[START OF SUPPLIED RECORDS]

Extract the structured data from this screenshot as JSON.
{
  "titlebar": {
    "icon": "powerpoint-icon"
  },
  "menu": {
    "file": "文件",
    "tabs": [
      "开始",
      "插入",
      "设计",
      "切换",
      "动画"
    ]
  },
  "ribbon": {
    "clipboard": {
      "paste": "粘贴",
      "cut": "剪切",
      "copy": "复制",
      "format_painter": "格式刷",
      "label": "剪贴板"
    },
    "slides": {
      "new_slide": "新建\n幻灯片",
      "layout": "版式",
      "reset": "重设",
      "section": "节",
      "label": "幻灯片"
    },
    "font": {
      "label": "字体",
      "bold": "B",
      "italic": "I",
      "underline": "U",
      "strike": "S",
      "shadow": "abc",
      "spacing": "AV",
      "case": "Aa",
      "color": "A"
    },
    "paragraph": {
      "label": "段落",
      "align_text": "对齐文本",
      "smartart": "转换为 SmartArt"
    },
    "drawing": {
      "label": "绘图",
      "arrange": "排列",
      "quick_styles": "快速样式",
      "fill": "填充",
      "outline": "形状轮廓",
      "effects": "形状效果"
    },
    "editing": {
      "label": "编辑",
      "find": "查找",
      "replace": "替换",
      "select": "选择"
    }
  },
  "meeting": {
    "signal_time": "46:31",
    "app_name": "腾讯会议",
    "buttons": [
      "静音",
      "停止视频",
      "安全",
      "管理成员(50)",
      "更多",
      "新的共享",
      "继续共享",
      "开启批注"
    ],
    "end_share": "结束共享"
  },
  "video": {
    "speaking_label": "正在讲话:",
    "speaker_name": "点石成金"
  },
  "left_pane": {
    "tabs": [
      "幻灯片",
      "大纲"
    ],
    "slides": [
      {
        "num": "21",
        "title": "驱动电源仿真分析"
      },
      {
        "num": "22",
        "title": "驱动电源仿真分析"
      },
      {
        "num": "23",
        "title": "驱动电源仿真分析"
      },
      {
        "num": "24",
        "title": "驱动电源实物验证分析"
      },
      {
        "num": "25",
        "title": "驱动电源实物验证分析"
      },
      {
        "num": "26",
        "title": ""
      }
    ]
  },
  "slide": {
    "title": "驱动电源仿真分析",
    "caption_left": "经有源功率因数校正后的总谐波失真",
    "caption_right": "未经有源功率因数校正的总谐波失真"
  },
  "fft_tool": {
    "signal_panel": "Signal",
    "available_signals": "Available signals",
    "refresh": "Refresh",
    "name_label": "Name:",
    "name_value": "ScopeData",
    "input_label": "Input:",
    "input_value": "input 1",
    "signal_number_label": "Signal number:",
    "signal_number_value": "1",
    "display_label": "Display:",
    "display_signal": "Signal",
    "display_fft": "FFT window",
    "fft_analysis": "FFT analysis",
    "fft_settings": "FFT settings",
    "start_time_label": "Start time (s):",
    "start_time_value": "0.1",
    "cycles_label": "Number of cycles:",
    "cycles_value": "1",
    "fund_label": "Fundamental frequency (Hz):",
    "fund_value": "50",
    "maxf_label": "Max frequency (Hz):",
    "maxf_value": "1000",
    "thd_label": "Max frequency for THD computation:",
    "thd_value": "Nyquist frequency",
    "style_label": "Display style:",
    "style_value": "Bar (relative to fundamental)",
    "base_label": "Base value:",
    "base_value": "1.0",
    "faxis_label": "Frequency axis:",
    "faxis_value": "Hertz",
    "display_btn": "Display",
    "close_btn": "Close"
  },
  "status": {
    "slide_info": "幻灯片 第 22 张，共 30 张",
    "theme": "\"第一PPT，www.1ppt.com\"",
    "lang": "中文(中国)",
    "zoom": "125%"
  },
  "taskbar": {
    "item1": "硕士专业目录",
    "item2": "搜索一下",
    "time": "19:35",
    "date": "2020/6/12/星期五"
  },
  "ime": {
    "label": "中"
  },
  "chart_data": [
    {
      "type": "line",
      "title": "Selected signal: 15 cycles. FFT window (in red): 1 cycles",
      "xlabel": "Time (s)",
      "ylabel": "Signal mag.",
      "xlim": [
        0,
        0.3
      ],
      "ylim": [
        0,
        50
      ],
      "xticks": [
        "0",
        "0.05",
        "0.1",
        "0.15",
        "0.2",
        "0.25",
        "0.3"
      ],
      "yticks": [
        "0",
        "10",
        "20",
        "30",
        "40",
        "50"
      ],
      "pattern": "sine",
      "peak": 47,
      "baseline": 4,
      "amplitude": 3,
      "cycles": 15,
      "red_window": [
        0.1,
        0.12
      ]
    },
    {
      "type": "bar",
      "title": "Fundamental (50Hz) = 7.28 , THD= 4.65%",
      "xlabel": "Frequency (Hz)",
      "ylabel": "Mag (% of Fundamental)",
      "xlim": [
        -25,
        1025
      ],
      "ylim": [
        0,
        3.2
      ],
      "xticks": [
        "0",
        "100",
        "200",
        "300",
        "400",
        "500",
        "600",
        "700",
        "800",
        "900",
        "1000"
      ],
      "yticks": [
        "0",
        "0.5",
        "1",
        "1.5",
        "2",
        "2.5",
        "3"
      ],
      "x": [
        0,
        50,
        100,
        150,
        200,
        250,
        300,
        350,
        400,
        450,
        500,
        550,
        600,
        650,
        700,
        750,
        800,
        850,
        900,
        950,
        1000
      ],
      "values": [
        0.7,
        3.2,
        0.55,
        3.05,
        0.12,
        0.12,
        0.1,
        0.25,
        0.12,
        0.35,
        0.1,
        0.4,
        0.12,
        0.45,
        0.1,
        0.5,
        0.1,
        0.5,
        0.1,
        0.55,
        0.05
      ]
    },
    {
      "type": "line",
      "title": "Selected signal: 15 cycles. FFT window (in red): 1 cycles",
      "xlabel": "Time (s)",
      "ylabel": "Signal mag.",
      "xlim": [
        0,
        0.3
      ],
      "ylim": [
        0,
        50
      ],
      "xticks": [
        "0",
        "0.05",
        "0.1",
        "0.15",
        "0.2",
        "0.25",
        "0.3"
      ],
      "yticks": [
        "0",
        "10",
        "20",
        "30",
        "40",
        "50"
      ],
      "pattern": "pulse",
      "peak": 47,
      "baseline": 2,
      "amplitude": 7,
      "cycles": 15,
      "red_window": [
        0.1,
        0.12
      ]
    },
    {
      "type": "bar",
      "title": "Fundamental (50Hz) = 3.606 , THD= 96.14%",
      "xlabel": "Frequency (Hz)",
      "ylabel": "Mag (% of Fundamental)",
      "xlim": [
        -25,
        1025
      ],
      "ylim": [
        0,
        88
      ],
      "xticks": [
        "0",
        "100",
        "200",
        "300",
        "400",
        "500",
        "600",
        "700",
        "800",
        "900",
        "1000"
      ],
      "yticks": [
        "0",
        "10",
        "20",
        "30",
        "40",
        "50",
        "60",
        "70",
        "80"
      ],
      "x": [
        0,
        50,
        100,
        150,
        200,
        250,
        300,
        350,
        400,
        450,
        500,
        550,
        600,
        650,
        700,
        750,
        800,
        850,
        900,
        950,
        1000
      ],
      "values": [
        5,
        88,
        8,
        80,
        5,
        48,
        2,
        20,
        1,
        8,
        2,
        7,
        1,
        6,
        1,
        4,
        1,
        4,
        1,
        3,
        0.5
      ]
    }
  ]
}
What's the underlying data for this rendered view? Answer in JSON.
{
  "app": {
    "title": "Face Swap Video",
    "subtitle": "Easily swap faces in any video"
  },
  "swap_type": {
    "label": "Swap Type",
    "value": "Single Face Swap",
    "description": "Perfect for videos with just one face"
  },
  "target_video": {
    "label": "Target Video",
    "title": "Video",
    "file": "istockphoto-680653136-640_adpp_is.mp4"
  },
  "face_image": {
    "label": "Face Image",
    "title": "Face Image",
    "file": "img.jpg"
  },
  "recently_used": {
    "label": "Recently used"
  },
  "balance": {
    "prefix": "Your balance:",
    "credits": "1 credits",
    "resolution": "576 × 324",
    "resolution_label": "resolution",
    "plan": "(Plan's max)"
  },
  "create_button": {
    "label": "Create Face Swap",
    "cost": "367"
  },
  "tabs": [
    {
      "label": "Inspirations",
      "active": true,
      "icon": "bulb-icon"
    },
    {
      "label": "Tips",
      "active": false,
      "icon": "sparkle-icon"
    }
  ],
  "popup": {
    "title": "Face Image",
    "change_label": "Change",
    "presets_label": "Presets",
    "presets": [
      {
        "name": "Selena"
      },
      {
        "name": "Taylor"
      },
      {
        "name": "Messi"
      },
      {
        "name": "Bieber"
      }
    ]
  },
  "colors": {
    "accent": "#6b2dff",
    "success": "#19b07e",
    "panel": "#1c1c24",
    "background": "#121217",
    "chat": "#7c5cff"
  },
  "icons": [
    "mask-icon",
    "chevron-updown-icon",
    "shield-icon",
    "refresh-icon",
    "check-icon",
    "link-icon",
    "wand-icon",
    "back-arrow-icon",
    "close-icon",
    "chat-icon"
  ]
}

[END OF SUPPLIED RECORDS]

WRITTEN EXERCISE | Copy each line of the data above that holds "resolution".

RESPONSE |
    "resolution": "576 × 324",
    "resolution_label": "resolution",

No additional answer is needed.